> Work required: Look through the listing below for the word "Temperate" and copy every line where it occurs.

> Supplied data:
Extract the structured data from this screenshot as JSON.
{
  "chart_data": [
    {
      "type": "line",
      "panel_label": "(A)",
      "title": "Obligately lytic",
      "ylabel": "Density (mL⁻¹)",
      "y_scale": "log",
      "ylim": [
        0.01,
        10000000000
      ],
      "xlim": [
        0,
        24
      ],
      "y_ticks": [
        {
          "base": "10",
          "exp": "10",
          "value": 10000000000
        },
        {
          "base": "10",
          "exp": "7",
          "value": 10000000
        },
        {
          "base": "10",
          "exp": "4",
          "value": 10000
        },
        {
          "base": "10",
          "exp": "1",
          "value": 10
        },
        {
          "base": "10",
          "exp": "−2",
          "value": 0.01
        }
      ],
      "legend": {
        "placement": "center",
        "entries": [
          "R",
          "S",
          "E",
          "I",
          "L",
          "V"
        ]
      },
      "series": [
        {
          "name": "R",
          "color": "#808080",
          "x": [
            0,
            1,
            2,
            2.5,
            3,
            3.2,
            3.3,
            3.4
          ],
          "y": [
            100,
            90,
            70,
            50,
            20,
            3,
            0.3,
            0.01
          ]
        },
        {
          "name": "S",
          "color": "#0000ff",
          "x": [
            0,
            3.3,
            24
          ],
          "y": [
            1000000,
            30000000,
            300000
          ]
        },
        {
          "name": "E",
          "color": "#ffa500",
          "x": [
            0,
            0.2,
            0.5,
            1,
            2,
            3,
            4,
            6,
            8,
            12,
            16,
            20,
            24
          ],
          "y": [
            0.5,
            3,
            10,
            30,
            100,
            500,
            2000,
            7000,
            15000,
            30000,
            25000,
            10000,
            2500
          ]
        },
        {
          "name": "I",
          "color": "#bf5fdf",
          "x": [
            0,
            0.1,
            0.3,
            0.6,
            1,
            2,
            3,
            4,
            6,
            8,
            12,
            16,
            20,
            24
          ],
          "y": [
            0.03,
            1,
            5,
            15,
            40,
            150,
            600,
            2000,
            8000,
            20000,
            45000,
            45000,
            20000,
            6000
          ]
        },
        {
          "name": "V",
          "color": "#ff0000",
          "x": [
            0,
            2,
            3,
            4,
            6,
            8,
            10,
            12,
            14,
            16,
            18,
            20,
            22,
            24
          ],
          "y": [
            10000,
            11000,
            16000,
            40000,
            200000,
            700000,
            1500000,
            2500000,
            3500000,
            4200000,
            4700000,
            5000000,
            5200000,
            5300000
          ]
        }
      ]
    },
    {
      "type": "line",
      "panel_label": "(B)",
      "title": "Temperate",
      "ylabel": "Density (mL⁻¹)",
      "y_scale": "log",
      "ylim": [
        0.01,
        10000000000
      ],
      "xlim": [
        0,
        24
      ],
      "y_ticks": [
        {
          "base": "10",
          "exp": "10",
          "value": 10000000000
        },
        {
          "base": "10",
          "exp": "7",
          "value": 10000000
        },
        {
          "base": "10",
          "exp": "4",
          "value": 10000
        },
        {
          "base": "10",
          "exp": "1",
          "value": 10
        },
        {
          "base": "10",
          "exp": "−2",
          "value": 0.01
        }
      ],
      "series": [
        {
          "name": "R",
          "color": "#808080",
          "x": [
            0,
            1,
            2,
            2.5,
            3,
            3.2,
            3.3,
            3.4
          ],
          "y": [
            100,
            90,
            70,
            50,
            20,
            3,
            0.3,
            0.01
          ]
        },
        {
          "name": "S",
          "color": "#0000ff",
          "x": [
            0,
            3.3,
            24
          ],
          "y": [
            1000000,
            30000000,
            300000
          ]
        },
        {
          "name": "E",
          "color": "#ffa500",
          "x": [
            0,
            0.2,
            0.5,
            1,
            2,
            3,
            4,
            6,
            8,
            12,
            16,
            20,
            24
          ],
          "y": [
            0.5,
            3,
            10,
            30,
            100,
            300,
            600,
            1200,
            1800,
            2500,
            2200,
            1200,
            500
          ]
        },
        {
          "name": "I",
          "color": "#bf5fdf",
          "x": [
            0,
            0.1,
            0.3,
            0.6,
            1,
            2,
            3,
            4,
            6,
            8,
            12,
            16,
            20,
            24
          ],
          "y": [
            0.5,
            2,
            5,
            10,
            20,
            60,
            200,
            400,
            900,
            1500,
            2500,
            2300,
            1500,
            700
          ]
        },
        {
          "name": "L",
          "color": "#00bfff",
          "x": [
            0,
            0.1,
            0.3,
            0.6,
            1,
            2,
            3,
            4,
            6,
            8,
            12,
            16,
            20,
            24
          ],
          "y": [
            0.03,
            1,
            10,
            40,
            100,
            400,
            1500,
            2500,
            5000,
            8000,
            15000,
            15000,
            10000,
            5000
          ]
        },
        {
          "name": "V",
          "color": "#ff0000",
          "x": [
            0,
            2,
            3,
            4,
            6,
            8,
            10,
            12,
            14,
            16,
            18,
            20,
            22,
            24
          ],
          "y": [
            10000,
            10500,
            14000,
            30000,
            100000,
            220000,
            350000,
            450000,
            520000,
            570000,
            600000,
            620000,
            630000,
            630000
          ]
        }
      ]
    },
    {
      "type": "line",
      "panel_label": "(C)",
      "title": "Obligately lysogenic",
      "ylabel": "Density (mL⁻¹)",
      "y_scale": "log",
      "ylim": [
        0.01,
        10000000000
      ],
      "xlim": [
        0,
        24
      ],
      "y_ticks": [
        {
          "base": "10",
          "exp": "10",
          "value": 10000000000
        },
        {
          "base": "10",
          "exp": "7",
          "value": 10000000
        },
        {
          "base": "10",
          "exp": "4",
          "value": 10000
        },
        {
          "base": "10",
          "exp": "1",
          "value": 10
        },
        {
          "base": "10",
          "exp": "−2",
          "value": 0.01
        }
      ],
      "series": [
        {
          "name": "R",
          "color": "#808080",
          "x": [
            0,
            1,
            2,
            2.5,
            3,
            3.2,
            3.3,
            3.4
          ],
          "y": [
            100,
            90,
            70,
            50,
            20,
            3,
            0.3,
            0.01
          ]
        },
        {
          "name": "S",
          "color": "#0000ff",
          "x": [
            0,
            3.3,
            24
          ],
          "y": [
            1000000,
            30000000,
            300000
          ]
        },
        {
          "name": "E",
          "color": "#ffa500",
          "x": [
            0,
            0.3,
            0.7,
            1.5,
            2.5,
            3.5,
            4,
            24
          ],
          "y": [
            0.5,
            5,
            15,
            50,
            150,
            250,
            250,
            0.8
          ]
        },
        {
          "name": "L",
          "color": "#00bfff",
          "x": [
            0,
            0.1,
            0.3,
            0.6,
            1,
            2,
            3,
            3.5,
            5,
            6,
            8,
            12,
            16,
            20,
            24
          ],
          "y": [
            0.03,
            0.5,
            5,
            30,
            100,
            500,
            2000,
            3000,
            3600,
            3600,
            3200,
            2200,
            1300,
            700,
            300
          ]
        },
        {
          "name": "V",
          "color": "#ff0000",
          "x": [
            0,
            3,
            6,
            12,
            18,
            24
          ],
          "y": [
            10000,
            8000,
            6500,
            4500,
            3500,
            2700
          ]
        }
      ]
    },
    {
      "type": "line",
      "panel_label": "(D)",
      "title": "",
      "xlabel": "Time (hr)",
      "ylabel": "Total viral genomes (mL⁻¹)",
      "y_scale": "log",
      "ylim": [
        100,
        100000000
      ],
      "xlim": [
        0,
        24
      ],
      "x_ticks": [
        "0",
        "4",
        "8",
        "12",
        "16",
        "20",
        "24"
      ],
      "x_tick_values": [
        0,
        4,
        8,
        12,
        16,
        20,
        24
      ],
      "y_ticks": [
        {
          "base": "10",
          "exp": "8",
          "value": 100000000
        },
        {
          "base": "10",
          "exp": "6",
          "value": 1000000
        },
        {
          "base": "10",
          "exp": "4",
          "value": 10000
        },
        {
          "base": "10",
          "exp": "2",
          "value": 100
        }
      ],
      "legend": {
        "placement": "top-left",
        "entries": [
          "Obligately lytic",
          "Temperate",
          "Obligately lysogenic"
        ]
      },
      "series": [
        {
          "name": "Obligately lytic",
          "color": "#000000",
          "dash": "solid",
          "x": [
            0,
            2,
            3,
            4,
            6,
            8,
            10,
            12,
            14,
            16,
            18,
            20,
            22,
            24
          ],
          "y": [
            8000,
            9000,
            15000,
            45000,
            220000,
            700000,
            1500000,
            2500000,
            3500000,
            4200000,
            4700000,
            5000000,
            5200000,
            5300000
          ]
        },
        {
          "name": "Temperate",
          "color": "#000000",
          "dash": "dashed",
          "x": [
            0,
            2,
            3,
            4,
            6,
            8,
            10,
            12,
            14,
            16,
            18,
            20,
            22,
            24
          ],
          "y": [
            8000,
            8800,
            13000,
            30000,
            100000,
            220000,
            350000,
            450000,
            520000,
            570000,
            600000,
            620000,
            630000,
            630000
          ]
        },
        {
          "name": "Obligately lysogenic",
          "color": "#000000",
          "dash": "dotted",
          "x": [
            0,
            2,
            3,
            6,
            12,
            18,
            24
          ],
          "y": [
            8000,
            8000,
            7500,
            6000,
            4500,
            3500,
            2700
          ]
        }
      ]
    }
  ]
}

> Exercise solution:
      "title": "Temperate",
          "Temperate",
          "name": "Temperate",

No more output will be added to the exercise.